Strip the pictures and reproduce the rest of the listing exactly.

##### Material provided

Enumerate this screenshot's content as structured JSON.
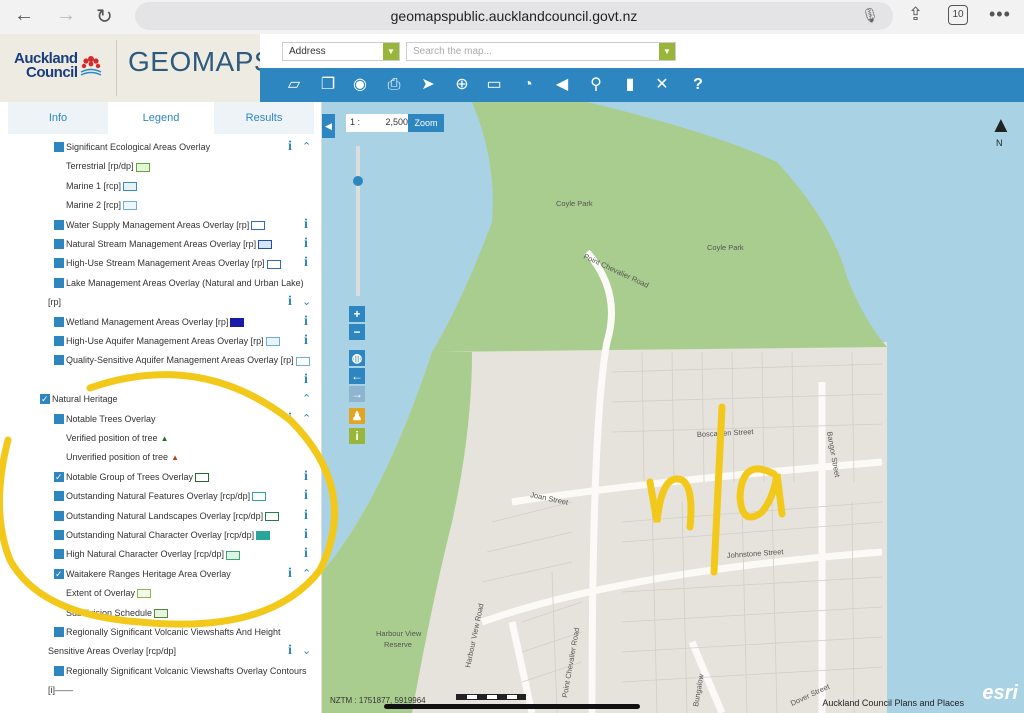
{
  "browser": {
    "url": "geomapspublic.aucklandcouncil.govt.nz",
    "tab_count": "10",
    "icons": [
      "back-icon",
      "forward-icon",
      "reload-icon",
      "microphone-icon",
      "share-icon",
      "more-icon"
    ]
  },
  "header": {
    "logo_line1": "Auckland",
    "logo_line2": "Council",
    "app_name": "GEOMAPS",
    "search_type": "Address",
    "search_placeholder": "Search the map..."
  },
  "toolbar": {
    "tools": [
      "layers-icon",
      "copy-icon",
      "eye-icon",
      "print-icon",
      "pointer-icon",
      "locate-icon",
      "measure-icon",
      "timer-icon",
      "camera-icon",
      "pin-icon",
      "bookmark-icon",
      "tools-icon",
      "help-icon"
    ],
    "help_label": "?"
  },
  "panel": {
    "tabs": [
      "Info",
      "Legend",
      "Results"
    ],
    "active_tab": "Legend",
    "items": [
      {
        "label": "Significant Ecological Areas Overlay",
        "indent": 1,
        "checkbox": true,
        "checked": false,
        "info": true,
        "chevron": "up"
      },
      {
        "label": "Terrestrial [rp/dp]",
        "indent": 2,
        "symbol": "sea-terrestrial"
      },
      {
        "label": "Marine 1 [rcp]",
        "indent": 2,
        "symbol": "sea-marine1"
      },
      {
        "label": "Marine 2 [rcp]",
        "indent": 2,
        "symbol": "sea-marine2"
      },
      {
        "label": "Water Supply Management Areas Overlay [rp]",
        "indent": 1,
        "checkbox": true,
        "info": true,
        "symbol": "water-supply"
      },
      {
        "label": "Natural Stream Management Areas Overlay [rp]",
        "indent": 1,
        "checkbox": true,
        "info": true,
        "symbol": "natural-stream"
      },
      {
        "label": "High-Use Stream Management Areas Overlay [rp]",
        "indent": 1,
        "checkbox": true,
        "info": true,
        "symbol": "high-use-stream"
      },
      {
        "label": "Lake Management Areas Overlay (Natural and Urban Lake)",
        "indent": 1,
        "checkbox": true
      },
      {
        "label": "[rp]",
        "indent": 0,
        "info": true,
        "chevron": "down"
      },
      {
        "label": "Wetland Management Areas Overlay [rp]",
        "indent": 1,
        "checkbox": true,
        "info": true,
        "symbol": "wetland"
      },
      {
        "label": "High-Use Aquifer Management Areas Overlay [rp]",
        "indent": 1,
        "checkbox": true,
        "info": true,
        "symbol": "aquifer"
      },
      {
        "label": "Quality-Sensitive Aquifer Management Areas Overlay [rp]",
        "indent": 1,
        "checkbox": true,
        "symbol": "quality-aquifer"
      },
      {
        "label": "",
        "indent": 0,
        "info": true
      },
      {
        "label": "Natural Heritage",
        "indent": 0,
        "checkbox": true,
        "checked": true,
        "chevron": "up"
      },
      {
        "label": "Notable Trees Overlay",
        "indent": 1,
        "checkbox": true,
        "info": true,
        "chevron": "up"
      },
      {
        "label": "Verified position of tree",
        "indent": 2,
        "symbol": "tree-verified"
      },
      {
        "label": "Unverified position of tree",
        "indent": 2,
        "symbol": "tree-unverified"
      },
      {
        "label": "Notable Group of Trees Overlay",
        "indent": 1,
        "checkbox": true,
        "checked": true,
        "info": true,
        "symbol": "tree-group"
      },
      {
        "label": "Outstanding Natural Features Overlay [rcp/dp]",
        "indent": 1,
        "checkbox": true,
        "info": true,
        "symbol": "onf"
      },
      {
        "label": "Outstanding Natural Landscapes Overlay [rcp/dp]",
        "indent": 1,
        "checkbox": true,
        "info": true,
        "symbol": "onl"
      },
      {
        "label": "Outstanding Natural Character Overlay [rcp/dp]",
        "indent": 1,
        "checkbox": true,
        "info": true,
        "symbol": "onc"
      },
      {
        "label": "High Natural Character Overlay [rcp/dp]",
        "indent": 1,
        "checkbox": true,
        "info": true,
        "symbol": "hnc"
      },
      {
        "label": "Waitakere Ranges Heritage Area Overlay",
        "indent": 1,
        "checkbox": true,
        "checked": true,
        "info": true,
        "chevron": "up"
      },
      {
        "label": "Extent of Overlay",
        "indent": 2,
        "symbol": "waitakere-extent"
      },
      {
        "label": "Subdivision Schedule",
        "indent": 2,
        "symbol": "subdivision"
      },
      {
        "label": "Regionally Significant Volcanic Viewshafts And Height",
        "indent": 1,
        "checkbox": true
      },
      {
        "label": "Sensitive Areas Overlay [rcp/dp]",
        "indent": 0,
        "info": true,
        "chevron": "down"
      },
      {
        "label": "Regionally Significant Volcanic Viewshafts Overlay Contours",
        "indent": 1,
        "checkbox": true
      },
      {
        "label": "[i]——",
        "indent": 0
      }
    ]
  },
  "map": {
    "scale_prefix": "1 :",
    "scale_value": "2,500",
    "zoom_label": "Zoom",
    "north_label": "N",
    "coords": "NZTM : 1751877, 5919964",
    "attribution": "Auckland Council Plans and Places",
    "esri": "esri",
    "places": {
      "coyle_park_1": "Coyle Park",
      "coyle_park_2": "Coyle Park",
      "harbour_view_reserve_1": "Harbour View",
      "harbour_view_reserve_2": "Reserve"
    },
    "streets": {
      "point_chevalier_road_curve": "Point Chevalier Road",
      "point_chevalier_road": "Point Chevalier Road",
      "boscawen": "Boscawen Street",
      "bangor": "Bangor Street",
      "joan": "Joan Street",
      "johnstone": "Johnstone Street",
      "harbour_view_road": "Harbour View Road",
      "dover": "Dover Street",
      "bungalow": "Bungalow"
    },
    "handwriting": "n/a",
    "colors": {
      "water": "#a9d2e4",
      "park": "#a9cd8e",
      "land": "#e6e3dc",
      "annotation": "#f2c81a"
    }
  }
}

##########

> Full response
Enumerate this screenshot's content as structured JSON.
{
  "browser": {
    "url": "geomapspublic.aucklandcouncil.govt.nz",
    "tab_count": "10",
    "icons": [
      "back-icon",
      "forward-icon",
      "reload-icon",
      "microphone-icon",
      "share-icon",
      "more-icon"
    ]
  },
  "header": {
    "logo_line1": "Auckland",
    "logo_line2": "Council",
    "app_name": "GEOMAPS",
    "search_type": "Address",
    "search_placeholder": "Search the map..."
  },
  "toolbar": {
    "tools": [
      "layers-icon",
      "copy-icon",
      "eye-icon",
      "print-icon",
      "pointer-icon",
      "locate-icon",
      "measure-icon",
      "timer-icon",
      "camera-icon",
      "pin-icon",
      "bookmark-icon",
      "tools-icon",
      "help-icon"
    ],
    "help_label": "?"
  },
  "panel": {
    "tabs": [
      "Info",
      "Legend",
      "Results"
    ],
    "active_tab": "Legend",
    "items": [
      {
        "label": "Significant Ecological Areas Overlay",
        "indent": 1,
        "checkbox": true,
        "checked": false,
        "info": true,
        "chevron": "up"
      },
      {
        "label": "Terrestrial [rp/dp]",
        "indent": 2,
        "symbol": "sea-terrestrial"
      },
      {
        "label": "Marine 1 [rcp]",
        "indent": 2,
        "symbol": "sea-marine1"
      },
      {
        "label": "Marine 2 [rcp]",
        "indent": 2,
        "symbol": "sea-marine2"
      },
      {
        "label": "Water Supply Management Areas Overlay [rp]",
        "indent": 1,
        "checkbox": true,
        "info": true,
        "symbol": "water-supply"
      },
      {
        "label": "Natural Stream Management Areas Overlay [rp]",
        "indent": 1,
        "checkbox": true,
        "info": true,
        "symbol": "natural-stream"
      },
      {
        "label": "High-Use Stream Management Areas Overlay [rp]",
        "indent": 1,
        "checkbox": true,
        "info": true,
        "symbol": "high-use-stream"
      },
      {
        "label": "Lake Management Areas Overlay (Natural and Urban Lake)",
        "indent": 1,
        "checkbox": true
      },
      {
        "label": "[rp]",
        "indent": 0,
        "info": true,
        "chevron": "down"
      },
      {
        "label": "Wetland Management Areas Overlay [rp]",
        "indent": 1,
        "checkbox": true,
        "info": true,
        "symbol": "wetland"
      },
      {
        "label": "High-Use Aquifer Management Areas Overlay [rp]",
        "indent": 1,
        "checkbox": true,
        "info": true,
        "symbol": "aquifer"
      },
      {
        "label": "Quality-Sensitive Aquifer Management Areas Overlay [rp]",
        "indent": 1,
        "checkbox": true,
        "symbol": "quality-aquifer"
      },
      {
        "label": "",
        "indent": 0,
        "info": true
      },
      {
        "label": "Natural Heritage",
        "indent": 0,
        "checkbox": true,
        "checked": true,
        "chevron": "up"
      },
      {
        "label": "Notable Trees Overlay",
        "indent": 1,
        "checkbox": true,
        "info": true,
        "chevron": "up"
      },
      {
        "label": "Verified position of tree",
        "indent": 2,
        "symbol": "tree-verified"
      },
      {
        "label": "Unverified position of tree",
        "indent": 2,
        "symbol": "tree-unverified"
      },
      {
        "label": "Notable Group of Trees Overlay",
        "indent": 1,
        "checkbox": true,
        "checked": true,
        "info": true,
        "symbol": "tree-group"
      },
      {
        "label": "Outstanding Natural Features Overlay [rcp/dp]",
        "indent": 1,
        "checkbox": true,
        "info": true,
        "symbol": "onf"
      },
      {
        "label": "Outstanding Natural Landscapes Overlay [rcp/dp]",
        "indent": 1,
        "checkbox": true,
        "info": true,
        "symbol": "onl"
      },
      {
        "label": "Outstanding Natural Character Overlay [rcp/dp]",
        "indent": 1,
        "checkbox": true,
        "info": true,
        "symbol": "onc"
      },
      {
        "label": "High Natural Character Overlay [rcp/dp]",
        "indent": 1,
        "checkbox": true,
        "info": true,
        "symbol": "hnc"
      },
      {
        "label": "Waitakere Ranges Heritage Area Overlay",
        "indent": 1,
        "checkbox": true,
        "checked": true,
        "info": true,
        "chevron": "up"
      },
      {
        "label": "Extent of Overlay",
        "indent": 2,
        "symbol": "waitakere-extent"
      },
      {
        "label": "Subdivision Schedule",
        "indent": 2,
        "symbol": "subdivision"
      },
      {
        "label": "Regionally Significant Volcanic Viewshafts And Height",
        "indent": 1,
        "checkbox": true
      },
      {
        "label": "Sensitive Areas Overlay [rcp/dp]",
        "indent": 0,
        "info": true,
        "chevron": "down"
      },
      {
        "label": "Regionally Significant Volcanic Viewshafts Overlay Contours",
        "indent": 1,
        "checkbox": true
      },
      {
        "label": "[i]——",
        "indent": 0
      }
    ]
  },
  "map": {
    "scale_prefix": "1 :",
    "scale_value": "2,500",
    "zoom_label": "Zoom",
    "north_label": "N",
    "coords": "NZTM : 1751877, 5919964",
    "attribution": "Auckland Council Plans and Places",
    "esri": "esri",
    "places": {
      "coyle_park_1": "Coyle Park",
      "coyle_park_2": "Coyle Park",
      "harbour_view_reserve_1": "Harbour View",
      "harbour_view_reserve_2": "Reserve"
    },
    "streets": {
      "point_chevalier_road_curve": "Point Chevalier Road",
      "point_chevalier_road": "Point Chevalier Road",
      "boscawen": "Boscawen Street",
      "bangor": "Bangor Street",
      "joan": "Joan Street",
      "johnstone": "Johnstone Street",
      "harbour_view_road": "Harbour View Road",
      "dover": "Dover Street",
      "bungalow": "Bungalow"
    },
    "handwriting": "n/a",
    "colors": {
      "water": "#a9d2e4",
      "park": "#a9cd8e",
      "land": "#e6e3dc",
      "annotation": "#f2c81a"
    }
  }
}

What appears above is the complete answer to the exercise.